▶ Collected data entries:
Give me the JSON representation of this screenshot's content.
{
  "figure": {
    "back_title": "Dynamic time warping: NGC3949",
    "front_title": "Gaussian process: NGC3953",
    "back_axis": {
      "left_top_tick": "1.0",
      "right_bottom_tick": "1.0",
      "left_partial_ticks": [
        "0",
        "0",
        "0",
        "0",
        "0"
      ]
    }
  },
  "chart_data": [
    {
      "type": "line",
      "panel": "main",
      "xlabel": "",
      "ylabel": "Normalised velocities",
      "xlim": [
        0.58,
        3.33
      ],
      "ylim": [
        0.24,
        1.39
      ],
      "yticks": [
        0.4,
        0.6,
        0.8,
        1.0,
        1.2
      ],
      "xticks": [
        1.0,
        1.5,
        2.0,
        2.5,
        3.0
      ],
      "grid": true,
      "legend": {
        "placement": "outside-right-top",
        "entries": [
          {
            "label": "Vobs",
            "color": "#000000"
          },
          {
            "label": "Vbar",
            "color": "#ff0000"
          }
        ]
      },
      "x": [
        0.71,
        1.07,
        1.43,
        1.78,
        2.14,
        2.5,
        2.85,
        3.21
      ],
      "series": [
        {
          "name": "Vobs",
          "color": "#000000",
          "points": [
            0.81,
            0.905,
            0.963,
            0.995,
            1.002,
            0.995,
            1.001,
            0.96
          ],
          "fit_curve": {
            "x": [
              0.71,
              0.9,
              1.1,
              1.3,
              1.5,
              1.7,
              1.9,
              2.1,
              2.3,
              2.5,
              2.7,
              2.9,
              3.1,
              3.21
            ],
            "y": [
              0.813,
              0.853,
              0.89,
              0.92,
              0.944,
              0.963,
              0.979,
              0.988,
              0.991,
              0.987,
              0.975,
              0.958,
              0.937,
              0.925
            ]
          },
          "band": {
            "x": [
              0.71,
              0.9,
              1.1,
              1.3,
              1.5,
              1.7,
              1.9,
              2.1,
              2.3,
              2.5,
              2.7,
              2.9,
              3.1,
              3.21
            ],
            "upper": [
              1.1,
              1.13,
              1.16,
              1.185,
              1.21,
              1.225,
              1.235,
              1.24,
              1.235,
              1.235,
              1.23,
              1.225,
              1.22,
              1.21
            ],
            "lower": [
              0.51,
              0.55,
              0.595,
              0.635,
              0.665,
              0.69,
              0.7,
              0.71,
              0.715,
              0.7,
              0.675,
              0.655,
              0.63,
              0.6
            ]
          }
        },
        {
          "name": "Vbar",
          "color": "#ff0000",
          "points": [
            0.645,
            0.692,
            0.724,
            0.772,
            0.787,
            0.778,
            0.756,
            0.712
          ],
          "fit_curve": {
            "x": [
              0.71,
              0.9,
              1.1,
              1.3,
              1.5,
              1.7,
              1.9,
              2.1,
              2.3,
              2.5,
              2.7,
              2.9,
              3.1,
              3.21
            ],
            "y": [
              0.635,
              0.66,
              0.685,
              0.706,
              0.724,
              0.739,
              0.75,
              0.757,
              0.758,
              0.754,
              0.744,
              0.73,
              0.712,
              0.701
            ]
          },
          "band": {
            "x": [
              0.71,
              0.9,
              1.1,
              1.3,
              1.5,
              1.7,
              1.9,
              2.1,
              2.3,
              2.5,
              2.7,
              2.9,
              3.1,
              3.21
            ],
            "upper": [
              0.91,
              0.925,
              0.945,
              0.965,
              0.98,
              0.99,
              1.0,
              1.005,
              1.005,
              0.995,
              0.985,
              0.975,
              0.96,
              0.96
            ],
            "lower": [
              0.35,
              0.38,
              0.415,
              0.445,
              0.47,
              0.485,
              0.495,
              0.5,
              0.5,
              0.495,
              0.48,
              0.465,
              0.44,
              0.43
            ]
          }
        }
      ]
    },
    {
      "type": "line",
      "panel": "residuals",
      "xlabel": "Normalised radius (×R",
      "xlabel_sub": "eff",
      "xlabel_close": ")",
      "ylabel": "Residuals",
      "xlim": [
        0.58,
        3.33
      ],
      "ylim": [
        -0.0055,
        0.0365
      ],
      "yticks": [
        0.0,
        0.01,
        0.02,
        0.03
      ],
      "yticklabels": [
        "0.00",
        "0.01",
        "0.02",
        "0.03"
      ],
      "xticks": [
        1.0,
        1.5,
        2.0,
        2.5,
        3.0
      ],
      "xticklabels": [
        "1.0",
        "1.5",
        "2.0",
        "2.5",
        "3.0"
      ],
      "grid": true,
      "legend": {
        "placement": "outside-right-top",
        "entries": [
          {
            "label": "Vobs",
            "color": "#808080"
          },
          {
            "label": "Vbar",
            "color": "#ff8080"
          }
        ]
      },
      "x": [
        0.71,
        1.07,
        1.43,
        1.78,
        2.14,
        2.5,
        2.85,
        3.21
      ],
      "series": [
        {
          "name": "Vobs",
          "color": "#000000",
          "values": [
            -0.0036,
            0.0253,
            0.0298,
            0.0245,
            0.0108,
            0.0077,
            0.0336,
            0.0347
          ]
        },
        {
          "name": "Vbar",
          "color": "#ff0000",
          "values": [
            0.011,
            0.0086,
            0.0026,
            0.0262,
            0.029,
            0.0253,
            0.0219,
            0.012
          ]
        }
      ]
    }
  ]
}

▶ TASK DIRECTIONS: Nothing may be left out: return each entry exactly as it reads.

▶ COMPLETE ANSWER:
Give me the JSON representation of this screenshot's content.
{
  "figure": {
    "back_title": "Dynamic time warping: NGC3949",
    "front_title": "Gaussian process: NGC3953",
    "back_axis": {
      "left_top_tick": "1.0",
      "right_bottom_tick": "1.0",
      "left_partial_ticks": [
        "0",
        "0",
        "0",
        "0",
        "0"
      ]
    }
  },
  "chart_data": [
    {
      "type": "line",
      "panel": "main",
      "xlabel": "",
      "ylabel": "Normalised velocities",
      "xlim": [
        0.58,
        3.33
      ],
      "ylim": [
        0.24,
        1.39
      ],
      "yticks": [
        0.4,
        0.6,
        0.8,
        1.0,
        1.2
      ],
      "xticks": [
        1.0,
        1.5,
        2.0,
        2.5,
        3.0
      ],
      "grid": true,
      "legend": {
        "placement": "outside-right-top",
        "entries": [
          {
            "label": "Vobs",
            "color": "#000000"
          },
          {
            "label": "Vbar",
            "color": "#ff0000"
          }
        ]
      },
      "x": [
        0.71,
        1.07,
        1.43,
        1.78,
        2.14,
        2.5,
        2.85,
        3.21
      ],
      "series": [
        {
          "name": "Vobs",
          "color": "#000000",
          "points": [
            0.81,
            0.905,
            0.963,
            0.995,
            1.002,
            0.995,
            1.001,
            0.96
          ],
          "fit_curve": {
            "x": [
              0.71,
              0.9,
              1.1,
              1.3,
              1.5,
              1.7,
              1.9,
              2.1,
              2.3,
              2.5,
              2.7,
              2.9,
              3.1,
              3.21
            ],
            "y": [
              0.813,
              0.853,
              0.89,
              0.92,
              0.944,
              0.963,
              0.979,
              0.988,
              0.991,
              0.987,
              0.975,
              0.958,
              0.937,
              0.925
            ]
          },
          "band": {
            "x": [
              0.71,
              0.9,
              1.1,
              1.3,
              1.5,
              1.7,
              1.9,
              2.1,
              2.3,
              2.5,
              2.7,
              2.9,
              3.1,
              3.21
            ],
            "upper": [
              1.1,
              1.13,
              1.16,
              1.185,
              1.21,
              1.225,
              1.235,
              1.24,
              1.235,
              1.235,
              1.23,
              1.225,
              1.22,
              1.21
            ],
            "lower": [
              0.51,
              0.55,
              0.595,
              0.635,
              0.665,
              0.69,
              0.7,
              0.71,
              0.715,
              0.7,
              0.675,
              0.655,
              0.63,
              0.6
            ]
          }
        },
        {
          "name": "Vbar",
          "color": "#ff0000",
          "points": [
            0.645,
            0.692,
            0.724,
            0.772,
            0.787,
            0.778,
            0.756,
            0.712
          ],
          "fit_curve": {
            "x": [
              0.71,
              0.9,
              1.1,
              1.3,
              1.5,
              1.7,
              1.9,
              2.1,
              2.3,
              2.5,
              2.7,
              2.9,
              3.1,
              3.21
            ],
            "y": [
              0.635,
              0.66,
              0.685,
              0.706,
              0.724,
              0.739,
              0.75,
              0.757,
              0.758,
              0.754,
              0.744,
              0.73,
              0.712,
              0.701
            ]
          },
          "band": {
            "x": [
              0.71,
              0.9,
              1.1,
              1.3,
              1.5,
              1.7,
              1.9,
              2.1,
              2.3,
              2.5,
              2.7,
              2.9,
              3.1,
              3.21
            ],
            "upper": [
              0.91,
              0.925,
              0.945,
              0.965,
              0.98,
              0.99,
              1.0,
              1.005,
              1.005,
              0.995,
              0.985,
              0.975,
              0.96,
              0.96
            ],
            "lower": [
              0.35,
              0.38,
              0.415,
              0.445,
              0.47,
              0.485,
              0.495,
              0.5,
              0.5,
              0.495,
              0.48,
              0.465,
              0.44,
              0.43
            ]
          }
        }
      ]
    },
    {
      "type": "line",
      "panel": "residuals",
      "xlabel": "Normalised radius (×R",
      "xlabel_sub": "eff",
      "xlabel_close": ")",
      "ylabel": "Residuals",
      "xlim": [
        0.58,
        3.33
      ],
      "ylim": [
        -0.0055,
        0.0365
      ],
      "yticks": [
        0.0,
        0.01,
        0.02,
        0.03
      ],
      "yticklabels": [
        "0.00",
        "0.01",
        "0.02",
        "0.03"
      ],
      "xticks": [
        1.0,
        1.5,
        2.0,
        2.5,
        3.0
      ],
      "xticklabels": [
        "1.0",
        "1.5",
        "2.0",
        "2.5",
        "3.0"
      ],
      "grid": true,
      "legend": {
        "placement": "outside-right-top",
        "entries": [
          {
            "label": "Vobs",
            "color": "#808080"
          },
          {
            "label": "Vbar",
            "color": "#ff8080"
          }
        ]
      },
      "x": [
        0.71,
        1.07,
        1.43,
        1.78,
        2.14,
        2.5,
        2.85,
        3.21
      ],
      "series": [
        {
          "name": "Vobs",
          "color": "#000000",
          "values": [
            -0.0036,
            0.0253,
            0.0298,
            0.0245,
            0.0108,
            0.0077,
            0.0336,
            0.0347
          ]
        },
        {
          "name": "Vbar",
          "color": "#ff0000",
          "values": [
            0.011,
            0.0086,
            0.0026,
            0.0262,
            0.029,
            0.0253,
            0.0219,
            0.012
          ]
        }
      ]
    }
  ]
}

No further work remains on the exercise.